- _What the task asks_
Across the listing below, how many lines hold "тендере"? Reply with the number by itself.

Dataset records
==========

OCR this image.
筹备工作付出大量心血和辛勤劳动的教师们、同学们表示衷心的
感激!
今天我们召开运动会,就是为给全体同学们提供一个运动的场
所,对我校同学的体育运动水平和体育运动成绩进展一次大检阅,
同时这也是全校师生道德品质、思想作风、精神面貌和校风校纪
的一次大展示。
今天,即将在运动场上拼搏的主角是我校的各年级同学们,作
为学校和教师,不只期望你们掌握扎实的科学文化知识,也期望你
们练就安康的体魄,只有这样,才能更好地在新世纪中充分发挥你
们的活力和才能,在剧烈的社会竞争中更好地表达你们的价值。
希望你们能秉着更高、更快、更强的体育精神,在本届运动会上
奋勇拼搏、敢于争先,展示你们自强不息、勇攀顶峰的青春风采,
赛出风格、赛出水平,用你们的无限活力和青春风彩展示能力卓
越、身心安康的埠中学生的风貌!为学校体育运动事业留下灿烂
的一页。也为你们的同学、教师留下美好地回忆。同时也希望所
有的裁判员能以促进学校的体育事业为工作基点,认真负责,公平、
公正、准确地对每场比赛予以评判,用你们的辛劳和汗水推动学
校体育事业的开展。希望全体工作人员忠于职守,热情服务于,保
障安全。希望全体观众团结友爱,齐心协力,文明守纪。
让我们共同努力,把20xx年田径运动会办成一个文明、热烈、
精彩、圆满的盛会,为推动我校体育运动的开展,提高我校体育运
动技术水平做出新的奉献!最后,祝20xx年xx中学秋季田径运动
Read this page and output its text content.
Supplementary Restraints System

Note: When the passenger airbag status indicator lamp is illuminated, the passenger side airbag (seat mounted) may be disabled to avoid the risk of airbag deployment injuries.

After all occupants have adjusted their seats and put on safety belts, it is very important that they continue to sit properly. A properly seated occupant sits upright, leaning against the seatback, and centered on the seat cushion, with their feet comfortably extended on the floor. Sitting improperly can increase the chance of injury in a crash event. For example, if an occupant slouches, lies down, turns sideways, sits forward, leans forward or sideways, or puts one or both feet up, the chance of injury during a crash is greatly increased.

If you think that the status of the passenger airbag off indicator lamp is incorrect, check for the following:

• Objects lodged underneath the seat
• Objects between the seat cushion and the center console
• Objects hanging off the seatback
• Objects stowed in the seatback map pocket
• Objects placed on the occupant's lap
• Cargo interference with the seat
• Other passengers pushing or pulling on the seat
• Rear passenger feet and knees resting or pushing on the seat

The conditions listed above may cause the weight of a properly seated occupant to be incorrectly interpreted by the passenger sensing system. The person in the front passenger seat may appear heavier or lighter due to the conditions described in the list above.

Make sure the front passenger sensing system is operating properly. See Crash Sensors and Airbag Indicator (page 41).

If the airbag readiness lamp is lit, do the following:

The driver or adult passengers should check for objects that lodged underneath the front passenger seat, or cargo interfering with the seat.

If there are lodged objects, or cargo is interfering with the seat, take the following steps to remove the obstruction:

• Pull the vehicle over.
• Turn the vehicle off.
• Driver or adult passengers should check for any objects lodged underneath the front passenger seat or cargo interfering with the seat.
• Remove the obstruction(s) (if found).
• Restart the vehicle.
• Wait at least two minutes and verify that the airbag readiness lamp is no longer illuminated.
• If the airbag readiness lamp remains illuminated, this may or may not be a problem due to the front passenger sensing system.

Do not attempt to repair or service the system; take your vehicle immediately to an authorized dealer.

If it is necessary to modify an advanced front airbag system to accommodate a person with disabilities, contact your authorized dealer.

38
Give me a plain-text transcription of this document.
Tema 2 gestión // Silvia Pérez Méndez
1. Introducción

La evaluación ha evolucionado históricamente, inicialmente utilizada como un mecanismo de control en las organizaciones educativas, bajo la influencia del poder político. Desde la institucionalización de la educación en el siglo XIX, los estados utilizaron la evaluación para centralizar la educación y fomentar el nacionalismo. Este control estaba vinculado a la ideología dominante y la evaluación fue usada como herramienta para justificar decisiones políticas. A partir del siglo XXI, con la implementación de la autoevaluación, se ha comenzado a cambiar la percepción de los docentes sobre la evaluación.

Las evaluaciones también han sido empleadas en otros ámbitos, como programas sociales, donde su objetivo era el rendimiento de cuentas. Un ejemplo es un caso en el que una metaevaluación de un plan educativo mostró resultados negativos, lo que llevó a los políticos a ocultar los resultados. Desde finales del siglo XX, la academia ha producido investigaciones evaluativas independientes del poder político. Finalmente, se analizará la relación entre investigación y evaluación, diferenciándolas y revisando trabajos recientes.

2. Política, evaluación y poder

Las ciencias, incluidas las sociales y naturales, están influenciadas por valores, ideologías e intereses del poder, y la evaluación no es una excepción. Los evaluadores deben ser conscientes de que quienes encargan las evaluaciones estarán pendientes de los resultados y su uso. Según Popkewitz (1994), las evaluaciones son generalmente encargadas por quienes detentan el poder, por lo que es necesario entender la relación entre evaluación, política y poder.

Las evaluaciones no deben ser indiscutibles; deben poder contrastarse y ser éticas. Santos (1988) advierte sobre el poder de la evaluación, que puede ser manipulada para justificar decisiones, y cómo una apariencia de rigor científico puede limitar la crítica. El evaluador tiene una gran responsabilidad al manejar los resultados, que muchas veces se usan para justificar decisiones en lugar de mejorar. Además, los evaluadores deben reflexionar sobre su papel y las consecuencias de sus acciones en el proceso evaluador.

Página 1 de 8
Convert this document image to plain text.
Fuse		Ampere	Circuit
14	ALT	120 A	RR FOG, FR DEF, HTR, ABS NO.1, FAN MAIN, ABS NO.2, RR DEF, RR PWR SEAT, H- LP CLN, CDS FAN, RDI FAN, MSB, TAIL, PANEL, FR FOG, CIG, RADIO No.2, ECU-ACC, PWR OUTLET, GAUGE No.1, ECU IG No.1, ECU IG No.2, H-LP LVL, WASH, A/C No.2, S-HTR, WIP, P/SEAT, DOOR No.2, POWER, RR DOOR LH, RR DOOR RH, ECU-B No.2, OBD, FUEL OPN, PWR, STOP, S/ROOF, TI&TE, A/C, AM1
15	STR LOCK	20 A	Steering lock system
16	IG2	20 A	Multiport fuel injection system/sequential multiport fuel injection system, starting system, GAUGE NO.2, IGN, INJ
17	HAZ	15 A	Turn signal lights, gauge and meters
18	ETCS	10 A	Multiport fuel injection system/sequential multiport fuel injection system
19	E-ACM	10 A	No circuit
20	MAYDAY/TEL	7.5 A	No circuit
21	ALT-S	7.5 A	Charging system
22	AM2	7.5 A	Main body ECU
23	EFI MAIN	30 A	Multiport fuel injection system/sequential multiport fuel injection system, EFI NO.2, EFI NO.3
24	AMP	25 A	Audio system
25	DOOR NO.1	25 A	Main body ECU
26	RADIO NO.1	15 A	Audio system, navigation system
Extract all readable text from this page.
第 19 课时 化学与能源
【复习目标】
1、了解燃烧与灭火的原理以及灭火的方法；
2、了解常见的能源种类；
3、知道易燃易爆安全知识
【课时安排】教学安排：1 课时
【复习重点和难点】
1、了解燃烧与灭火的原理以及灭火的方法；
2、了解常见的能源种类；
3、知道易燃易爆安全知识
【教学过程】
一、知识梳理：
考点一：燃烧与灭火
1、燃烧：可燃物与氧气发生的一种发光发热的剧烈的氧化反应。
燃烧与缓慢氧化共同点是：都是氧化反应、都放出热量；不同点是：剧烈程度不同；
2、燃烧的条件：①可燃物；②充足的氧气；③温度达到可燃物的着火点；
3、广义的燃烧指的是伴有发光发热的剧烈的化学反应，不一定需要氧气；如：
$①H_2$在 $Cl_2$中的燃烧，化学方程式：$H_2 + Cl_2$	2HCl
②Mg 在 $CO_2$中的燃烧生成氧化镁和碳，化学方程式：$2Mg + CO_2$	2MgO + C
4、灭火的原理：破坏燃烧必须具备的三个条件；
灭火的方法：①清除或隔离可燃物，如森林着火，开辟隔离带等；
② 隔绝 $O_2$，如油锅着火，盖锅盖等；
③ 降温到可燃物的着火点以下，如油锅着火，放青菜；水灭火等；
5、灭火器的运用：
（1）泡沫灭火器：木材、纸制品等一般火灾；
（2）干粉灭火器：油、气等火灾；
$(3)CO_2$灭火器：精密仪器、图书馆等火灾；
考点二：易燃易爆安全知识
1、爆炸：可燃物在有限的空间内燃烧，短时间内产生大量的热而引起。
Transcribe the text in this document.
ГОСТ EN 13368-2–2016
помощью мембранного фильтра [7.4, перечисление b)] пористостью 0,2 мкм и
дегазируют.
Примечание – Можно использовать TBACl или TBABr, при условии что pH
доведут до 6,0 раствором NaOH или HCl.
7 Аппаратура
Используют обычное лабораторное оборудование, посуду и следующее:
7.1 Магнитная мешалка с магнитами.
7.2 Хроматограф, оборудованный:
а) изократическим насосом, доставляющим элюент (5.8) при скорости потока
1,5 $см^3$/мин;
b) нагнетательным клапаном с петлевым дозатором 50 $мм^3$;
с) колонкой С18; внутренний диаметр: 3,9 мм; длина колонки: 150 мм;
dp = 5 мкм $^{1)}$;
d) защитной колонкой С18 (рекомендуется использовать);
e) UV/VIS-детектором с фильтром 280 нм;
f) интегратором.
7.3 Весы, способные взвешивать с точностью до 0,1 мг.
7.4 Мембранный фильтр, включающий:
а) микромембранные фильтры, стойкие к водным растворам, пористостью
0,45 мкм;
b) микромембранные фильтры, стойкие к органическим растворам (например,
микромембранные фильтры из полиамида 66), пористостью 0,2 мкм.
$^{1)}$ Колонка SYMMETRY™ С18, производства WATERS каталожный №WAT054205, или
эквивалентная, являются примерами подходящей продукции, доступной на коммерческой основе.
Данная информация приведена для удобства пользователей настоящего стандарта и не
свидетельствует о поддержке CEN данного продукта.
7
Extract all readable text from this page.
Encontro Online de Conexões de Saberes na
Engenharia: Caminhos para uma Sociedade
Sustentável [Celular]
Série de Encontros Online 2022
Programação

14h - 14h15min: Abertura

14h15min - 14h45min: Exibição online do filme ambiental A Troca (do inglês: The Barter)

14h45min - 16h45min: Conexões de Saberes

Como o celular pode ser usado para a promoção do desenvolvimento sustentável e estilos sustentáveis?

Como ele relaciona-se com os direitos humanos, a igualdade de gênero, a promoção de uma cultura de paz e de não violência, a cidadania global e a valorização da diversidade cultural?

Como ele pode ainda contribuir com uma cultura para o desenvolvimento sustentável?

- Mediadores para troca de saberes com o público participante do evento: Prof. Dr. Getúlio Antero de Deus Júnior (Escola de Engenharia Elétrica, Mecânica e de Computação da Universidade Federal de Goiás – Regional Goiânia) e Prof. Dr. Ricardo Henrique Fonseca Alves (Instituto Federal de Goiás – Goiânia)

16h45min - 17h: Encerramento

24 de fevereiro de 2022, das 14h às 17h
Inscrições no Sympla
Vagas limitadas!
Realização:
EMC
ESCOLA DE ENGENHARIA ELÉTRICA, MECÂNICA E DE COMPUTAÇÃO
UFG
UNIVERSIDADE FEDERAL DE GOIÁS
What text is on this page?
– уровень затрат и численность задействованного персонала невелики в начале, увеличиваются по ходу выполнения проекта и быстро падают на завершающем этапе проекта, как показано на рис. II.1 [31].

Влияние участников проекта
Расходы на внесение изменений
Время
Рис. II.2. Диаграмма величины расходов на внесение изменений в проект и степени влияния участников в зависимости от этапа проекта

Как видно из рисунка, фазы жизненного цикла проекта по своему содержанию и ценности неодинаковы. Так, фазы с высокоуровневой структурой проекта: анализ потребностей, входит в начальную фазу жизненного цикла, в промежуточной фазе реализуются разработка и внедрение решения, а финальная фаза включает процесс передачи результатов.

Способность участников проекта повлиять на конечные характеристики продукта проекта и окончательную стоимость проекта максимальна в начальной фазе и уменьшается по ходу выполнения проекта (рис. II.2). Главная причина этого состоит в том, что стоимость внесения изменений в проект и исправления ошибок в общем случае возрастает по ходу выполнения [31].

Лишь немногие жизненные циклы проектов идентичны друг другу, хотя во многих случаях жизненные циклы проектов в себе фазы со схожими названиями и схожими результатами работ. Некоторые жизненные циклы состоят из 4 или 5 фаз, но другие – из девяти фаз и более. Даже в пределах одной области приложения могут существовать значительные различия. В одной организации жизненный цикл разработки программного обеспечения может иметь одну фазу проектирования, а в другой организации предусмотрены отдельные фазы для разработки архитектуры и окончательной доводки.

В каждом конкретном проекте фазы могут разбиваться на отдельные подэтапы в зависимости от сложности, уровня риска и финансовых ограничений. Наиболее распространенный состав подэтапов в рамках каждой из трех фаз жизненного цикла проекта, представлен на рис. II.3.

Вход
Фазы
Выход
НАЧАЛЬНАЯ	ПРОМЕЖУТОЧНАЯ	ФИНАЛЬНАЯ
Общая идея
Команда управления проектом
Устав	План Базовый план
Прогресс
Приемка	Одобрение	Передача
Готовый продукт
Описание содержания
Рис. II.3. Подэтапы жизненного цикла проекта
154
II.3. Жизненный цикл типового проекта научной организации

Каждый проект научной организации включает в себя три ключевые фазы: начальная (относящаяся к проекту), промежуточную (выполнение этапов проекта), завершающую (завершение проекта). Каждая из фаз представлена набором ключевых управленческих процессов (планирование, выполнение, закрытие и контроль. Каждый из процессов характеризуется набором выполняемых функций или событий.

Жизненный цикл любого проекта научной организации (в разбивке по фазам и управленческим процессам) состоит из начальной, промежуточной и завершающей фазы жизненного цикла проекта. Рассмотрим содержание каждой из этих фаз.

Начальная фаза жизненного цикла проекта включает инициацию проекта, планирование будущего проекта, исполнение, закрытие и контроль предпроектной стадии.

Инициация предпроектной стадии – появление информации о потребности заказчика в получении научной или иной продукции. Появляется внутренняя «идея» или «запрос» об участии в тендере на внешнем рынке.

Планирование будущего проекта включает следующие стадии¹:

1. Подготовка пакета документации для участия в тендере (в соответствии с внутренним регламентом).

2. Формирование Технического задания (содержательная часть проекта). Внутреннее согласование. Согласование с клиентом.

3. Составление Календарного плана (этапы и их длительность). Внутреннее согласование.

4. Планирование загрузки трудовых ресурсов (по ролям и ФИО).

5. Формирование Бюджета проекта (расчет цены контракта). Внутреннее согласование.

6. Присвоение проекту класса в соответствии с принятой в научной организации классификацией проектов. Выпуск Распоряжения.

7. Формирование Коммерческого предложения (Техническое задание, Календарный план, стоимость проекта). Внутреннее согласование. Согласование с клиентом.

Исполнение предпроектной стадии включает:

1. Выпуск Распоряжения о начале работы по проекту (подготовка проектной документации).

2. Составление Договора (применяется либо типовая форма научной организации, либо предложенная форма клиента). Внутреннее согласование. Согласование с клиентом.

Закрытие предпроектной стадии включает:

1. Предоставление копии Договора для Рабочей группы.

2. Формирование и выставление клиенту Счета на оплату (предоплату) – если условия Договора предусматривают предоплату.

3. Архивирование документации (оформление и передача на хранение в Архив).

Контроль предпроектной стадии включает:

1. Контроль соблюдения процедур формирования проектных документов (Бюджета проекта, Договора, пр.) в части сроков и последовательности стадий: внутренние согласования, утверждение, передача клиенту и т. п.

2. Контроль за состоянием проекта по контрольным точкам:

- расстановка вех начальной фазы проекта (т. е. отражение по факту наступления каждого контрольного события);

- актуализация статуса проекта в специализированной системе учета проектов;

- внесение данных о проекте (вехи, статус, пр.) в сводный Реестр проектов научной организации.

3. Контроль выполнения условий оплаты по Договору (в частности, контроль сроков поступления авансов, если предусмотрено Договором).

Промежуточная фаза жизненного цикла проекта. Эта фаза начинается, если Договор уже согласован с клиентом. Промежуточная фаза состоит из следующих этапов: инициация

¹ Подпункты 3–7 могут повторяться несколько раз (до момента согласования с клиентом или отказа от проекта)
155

==========

- _Task solution_
2